DATASET ROWS:
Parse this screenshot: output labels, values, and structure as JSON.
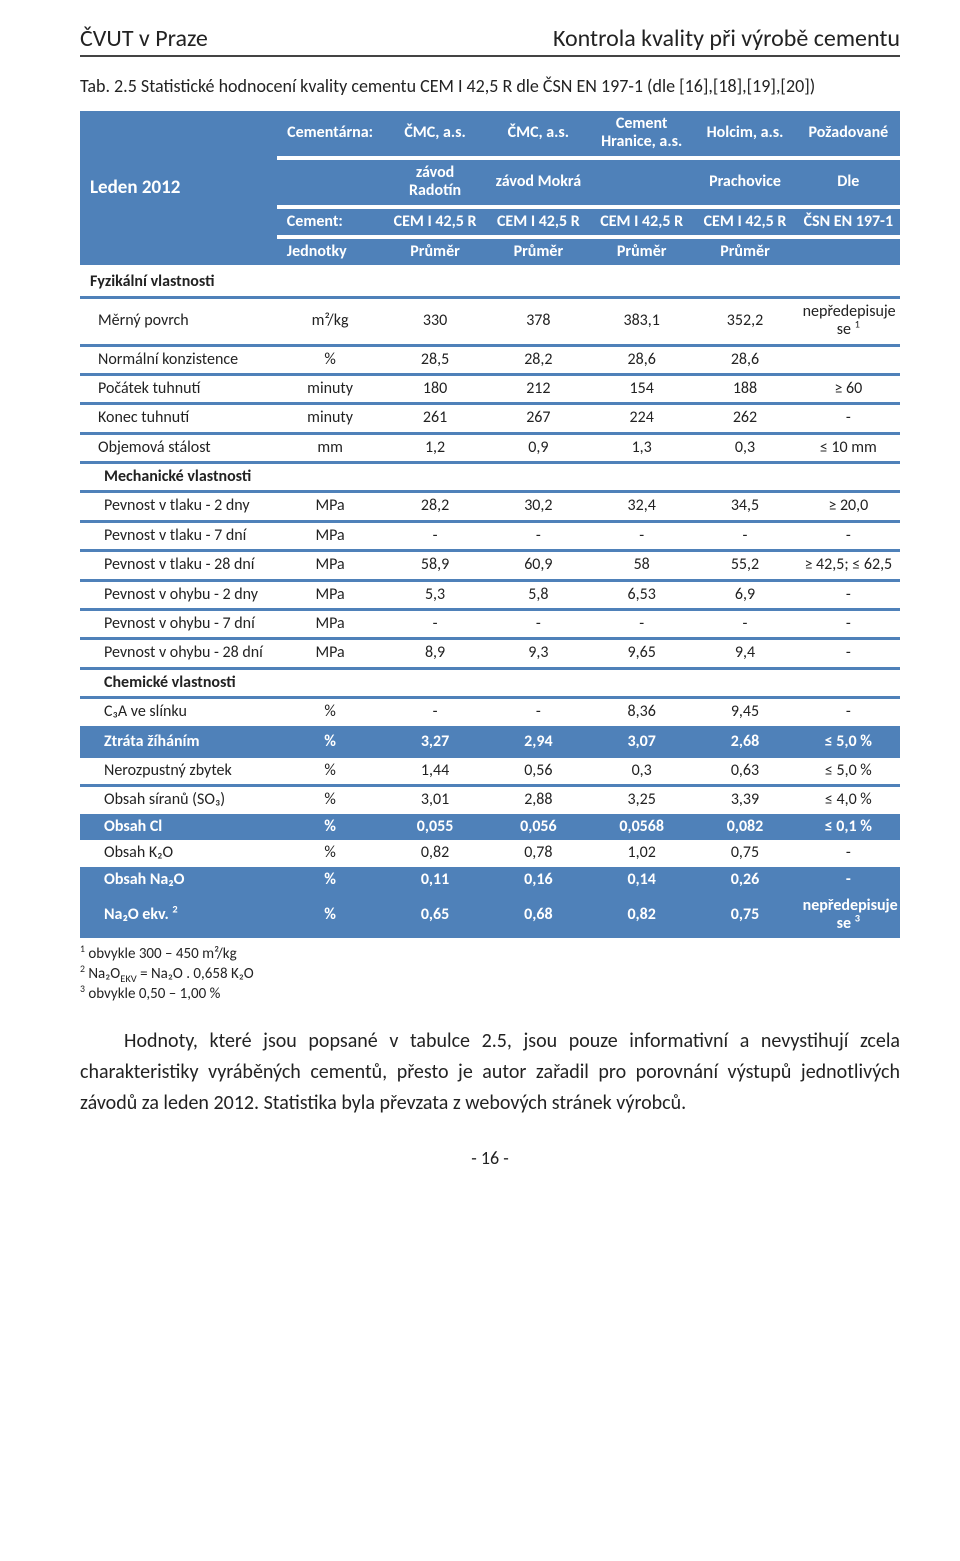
{
  "header": {
    "left": "ČVUT v Praze",
    "right": "Kontrola kvality při výrobě cementu"
  },
  "caption": "Tab. 2.5 Statistické hodnocení kvality cementu CEM I 42,5 R dle ČSN EN 197-1 (dle [16],[18],[19],[20])",
  "thead": {
    "corner": "Leden 2012",
    "r1": [
      "Cementárna:",
      "ČMC, a.s.",
      "ČMC, a.s.",
      "Cement Hranice, a.s.",
      "Holcim, a.s.",
      "Požadované"
    ],
    "r2": [
      "",
      "závod Radotín",
      "závod Mokrá",
      "",
      "Prachovice",
      "Dle"
    ],
    "r3": [
      "Cement:",
      "CEM I 42,5 R",
      "CEM I 42,5 R",
      "CEM I 42,5 R",
      "CEM I 42,5 R",
      "ČSN EN 197-1"
    ],
    "r4": [
      "Jednotky",
      "Průměr",
      "Průměr",
      "Průměr",
      "Průměr",
      ""
    ]
  },
  "sections": [
    {
      "title": "Fyzikální vlastnosti",
      "rows": [
        {
          "label": "Měrný povrch",
          "sup_l": "",
          "unit": "m²/kg",
          "v": [
            "330",
            "378",
            "383,1",
            "352,2"
          ],
          "req": "nepředepisuje se",
          "sup_r": "1"
        },
        {
          "label": "Normální konzistence",
          "unit": "%",
          "v": [
            "28,5",
            "28,2",
            "28,6",
            "28,6"
          ],
          "req": ""
        },
        {
          "label": "Počátek tuhnutí",
          "unit": "minuty",
          "v": [
            "180",
            "212",
            "154",
            "188"
          ],
          "req": "≥ 60"
        },
        {
          "label": "Konec tuhnutí",
          "unit": "minuty",
          "v": [
            "261",
            "267",
            "224",
            "262"
          ],
          "req": "-"
        },
        {
          "label": "Objemová stálost",
          "unit": "mm",
          "v": [
            "1,2",
            "0,9",
            "1,3",
            "0,3"
          ],
          "req": "≤ 10 mm"
        }
      ]
    },
    {
      "title": "Mechanické vlastnosti",
      "rows": [
        {
          "label": "Pevnost v tlaku - 2 dny",
          "unit": "MPa",
          "v": [
            "28,2",
            "30,2",
            "32,4",
            "34,5"
          ],
          "req": "≥ 20,0"
        },
        {
          "label": "Pevnost v tlaku - 7 dní",
          "unit": "MPa",
          "v": [
            "-",
            "-",
            "-",
            "-"
          ],
          "req": "-"
        },
        {
          "label": "Pevnost v tlaku - 28 dní",
          "unit": "MPa",
          "v": [
            "58,9",
            "60,9",
            "58",
            "55,2"
          ],
          "req": "≥ 42,5;  ≤ 62,5"
        },
        {
          "label": "Pevnost v ohybu - 2 dny",
          "unit": "MPa",
          "v": [
            "5,3",
            "5,8",
            "6,53",
            "6,9"
          ],
          "req": "-"
        },
        {
          "label": "Pevnost v ohybu - 7 dní",
          "unit": "MPa",
          "v": [
            "-",
            "-",
            "-",
            "-"
          ],
          "req": "-"
        },
        {
          "label": "Pevnost v ohybu - 28 dní",
          "unit": "MPa",
          "v": [
            "8,9",
            "9,3",
            "9,65",
            "9,4"
          ],
          "req": "-"
        }
      ]
    },
    {
      "title": "Chemické vlastnosti",
      "rows": [
        {
          "label": "C₃A ve slínku",
          "unit": "%",
          "v": [
            "-",
            "-",
            "8,36",
            "9,45"
          ],
          "req": "-"
        },
        {
          "label": "Ztráta žíháním",
          "unit": "%",
          "v": [
            "3,27",
            "2,94",
            "3,07",
            "2,68"
          ],
          "req": "≤ 5,0 %",
          "total": true
        },
        {
          "label": "Nerozpustný zbytek",
          "unit": "%",
          "v": [
            "1,44",
            "0,56",
            "0,3",
            "0,63"
          ],
          "req": "≤ 5,0 %"
        },
        {
          "label": "Obsah síranů (SO₃)",
          "unit": "%",
          "v": [
            "3,01",
            "2,88",
            "3,25",
            "3,39"
          ],
          "req": "≤ 4,0 %"
        },
        {
          "label": "Obsah Cl",
          "unit": "%",
          "v": [
            "0,055",
            "0,056",
            "0,0568",
            "0,082"
          ],
          "req": "≤ 0,1 %",
          "total": true
        },
        {
          "label": "Obsah K₂O",
          "unit": "%",
          "v": [
            "0,82",
            "0,78",
            "1,02",
            "0,75"
          ],
          "req": "-"
        },
        {
          "label": "Obsah Na₂O",
          "unit": "%",
          "v": [
            "0,11",
            "0,16",
            "0,14",
            "0,26"
          ],
          "req": "-",
          "total": true
        },
        {
          "label": "Na₂O ekv.",
          "sup_l": "2",
          "unit": "%",
          "v": [
            "0,65",
            "0,68",
            "0,82",
            "0,75"
          ],
          "req": "nepředepisuje se",
          "sup_r": "3",
          "total": true
        }
      ]
    }
  ],
  "footnotes": [
    {
      "n": "1",
      "t": " obvykle 300 – 450 m²/kg"
    },
    {
      "n": "2",
      "t": " Na₂O<sub>EKV</sub> = Na₂O . 0,658 K₂O"
    },
    {
      "n": "3",
      "t": " obvykle 0,50 – 1,00 %"
    }
  ],
  "paragraph": "Hodnoty, které jsou popsané v tabulce 2.5, jsou pouze informativní a nevystihují zcela charakteristiky vyráběných cementů, přesto je autor zařadil pro porovnání výstupů jednotlivých závodů za leden 2012. Statistika byla převzata z webových stránek výrobců.",
  "pageno": "- 16 -",
  "colors": {
    "accent": "#4f81b9"
  }
}
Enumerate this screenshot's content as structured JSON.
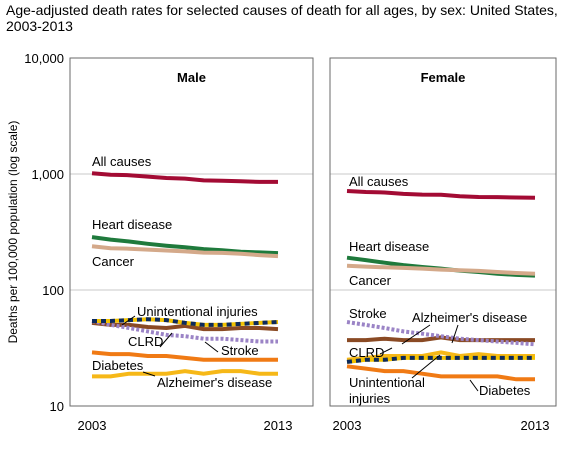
{
  "title": "Age-adjusted death rates for selected causes of death for all ages, by sex: United States, 2003-2013",
  "colors": {
    "all_causes": "#a30b34",
    "heart_disease": "#1f7a3c",
    "cancer": "#d4a98a",
    "unintentional_injuries": "#0d2a5c",
    "unintentional_injuries_dash": "#f2c200",
    "clrd": "#8a4a24",
    "stroke": "#9b84c6",
    "diabetes": "#f07a14",
    "alzheimers": "#f6b818",
    "grid": "#c8c8c8",
    "frame": "#6a6a6a"
  },
  "chart_data": [
    {
      "type": "line",
      "panel": "Male",
      "title": "Male",
      "ylabel": "Deaths per 100,000 population (log scale)",
      "y_scale": "log",
      "ylim": [
        10,
        10000
      ],
      "y_ticks": [
        "10",
        "100",
        "1,000",
        "10,000"
      ],
      "y_tick_values": [
        10,
        100,
        1000,
        10000
      ],
      "x_ticks": [
        "2003",
        "2013"
      ],
      "x": [
        2003,
        2004,
        2005,
        2006,
        2007,
        2008,
        2009,
        2010,
        2011,
        2012,
        2013
      ],
      "grid": true,
      "series": [
        {
          "name": "All causes",
          "key": "all_causes",
          "values": [
            1015,
            986,
            976,
            949,
            923,
            912,
            880,
            875,
            865,
            855,
            855
          ]
        },
        {
          "name": "Heart disease",
          "key": "heart_disease",
          "values": [
            286,
            272,
            262,
            250,
            241,
            234,
            225,
            220,
            214,
            211,
            208
          ]
        },
        {
          "name": "Cancer",
          "key": "cancer",
          "values": [
            238,
            229,
            227,
            223,
            219,
            215,
            210,
            209,
            205,
            200,
            196
          ]
        },
        {
          "name": "Unintentional injuries",
          "key": "unintentional_injuries",
          "values": [
            54,
            54,
            55,
            56,
            55,
            52,
            50,
            50,
            51,
            52,
            53
          ]
        },
        {
          "name": "CLRD",
          "key": "clrd",
          "values": [
            52,
            50,
            50,
            48,
            47,
            49,
            46,
            46,
            47,
            47,
            46
          ]
        },
        {
          "name": "Stroke",
          "key": "stroke",
          "values": [
            54,
            50,
            47,
            44,
            41,
            40,
            38,
            38,
            37,
            36,
            36
          ]
        },
        {
          "name": "Diabetes",
          "key": "diabetes",
          "values": [
            29,
            28,
            28,
            27,
            27,
            26,
            25,
            25,
            25,
            25,
            25
          ]
        },
        {
          "name": "Alzheimer's disease",
          "key": "alzheimers",
          "values": [
            18,
            18,
            19,
            19,
            19,
            20,
            19,
            20,
            20,
            19,
            19
          ]
        }
      ],
      "annotations": [
        {
          "text": "All causes",
          "series": "All causes"
        },
        {
          "text": "Heart disease",
          "series": "Heart disease"
        },
        {
          "text": "Cancer",
          "series": "Cancer"
        },
        {
          "text": "Unintentional injuries",
          "series": "Unintentional injuries"
        },
        {
          "text": "CLRD",
          "series": "CLRD"
        },
        {
          "text": "Stroke",
          "series": "Stroke"
        },
        {
          "text": "Diabetes",
          "series": "Diabetes"
        },
        {
          "text": "Alzheimer's disease",
          "series": "Alzheimer's disease"
        }
      ]
    },
    {
      "type": "line",
      "panel": "Female",
      "title": "Female",
      "y_scale": "log",
      "ylim": [
        10,
        10000
      ],
      "x_ticks": [
        "2003",
        "2013"
      ],
      "x": [
        2003,
        2004,
        2005,
        2006,
        2007,
        2008,
        2009,
        2010,
        2011,
        2012,
        2013
      ],
      "grid": true,
      "series": [
        {
          "name": "All causes",
          "key": "all_causes",
          "values": [
            714,
            700,
            692,
            674,
            664,
            662,
            642,
            634,
            632,
            627,
            624
          ]
        },
        {
          "name": "Heart disease",
          "key": "heart_disease",
          "values": [
            190,
            181,
            172,
            164,
            158,
            153,
            147,
            143,
            138,
            135,
            133
          ]
        },
        {
          "name": "Cancer",
          "key": "cancer",
          "values": [
            162,
            159,
            157,
            155,
            153,
            150,
            148,
            146,
            143,
            140,
            138
          ]
        },
        {
          "name": "Stroke",
          "key": "stroke",
          "values": [
            53,
            50,
            47,
            44,
            42,
            40,
            38,
            37,
            36,
            35,
            34
          ]
        },
        {
          "name": "Alzheimer's disease",
          "key": "alzheimers",
          "values": [
            25,
            26,
            27,
            27,
            27,
            29,
            27,
            28,
            27,
            27,
            27
          ]
        },
        {
          "name": "CLRD",
          "key": "clrd",
          "values": [
            37,
            37,
            38,
            37,
            37,
            39,
            37,
            37,
            37,
            37,
            37
          ]
        },
        {
          "name": "Unintentional injuries",
          "key": "unintentional_injuries",
          "values": [
            24,
            25,
            25,
            26,
            26,
            26,
            26,
            26,
            26,
            26,
            26
          ]
        },
        {
          "name": "Diabetes",
          "key": "diabetes",
          "values": [
            22,
            21,
            20,
            20,
            19,
            18,
            18,
            18,
            18,
            17,
            17
          ]
        }
      ],
      "annotations": [
        {
          "text": "All causes",
          "series": "All causes"
        },
        {
          "text": "Heart disease",
          "series": "Heart disease"
        },
        {
          "text": "Cancer",
          "series": "Cancer"
        },
        {
          "text": "Stroke",
          "series": "Stroke"
        },
        {
          "text": "Alzheimer's disease",
          "series": "Alzheimer's disease"
        },
        {
          "text": "CLRD",
          "series": "CLRD"
        },
        {
          "text": "Unintentional injuries",
          "series": "Unintentional injuries"
        },
        {
          "text": "Diabetes",
          "series": "Diabetes"
        }
      ]
    }
  ]
}
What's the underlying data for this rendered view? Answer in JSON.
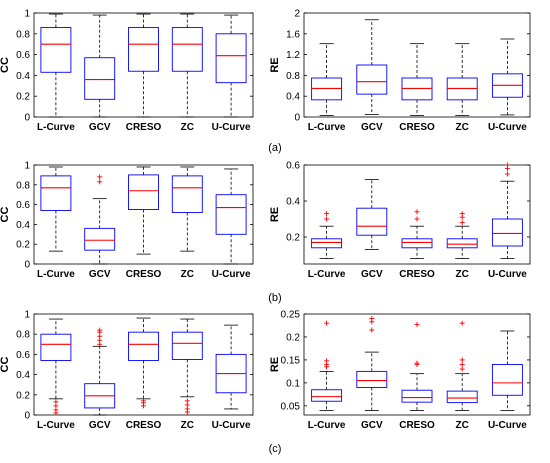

YOUR INSTRUCTIONS: Filter the entries above down to the lines containing the word "obvykle".

FINISHED EXERCISE:
      "t": " obvykle 300 – 450 m²/kg"
      "t": " obvykle 0,50 – 1,00 %"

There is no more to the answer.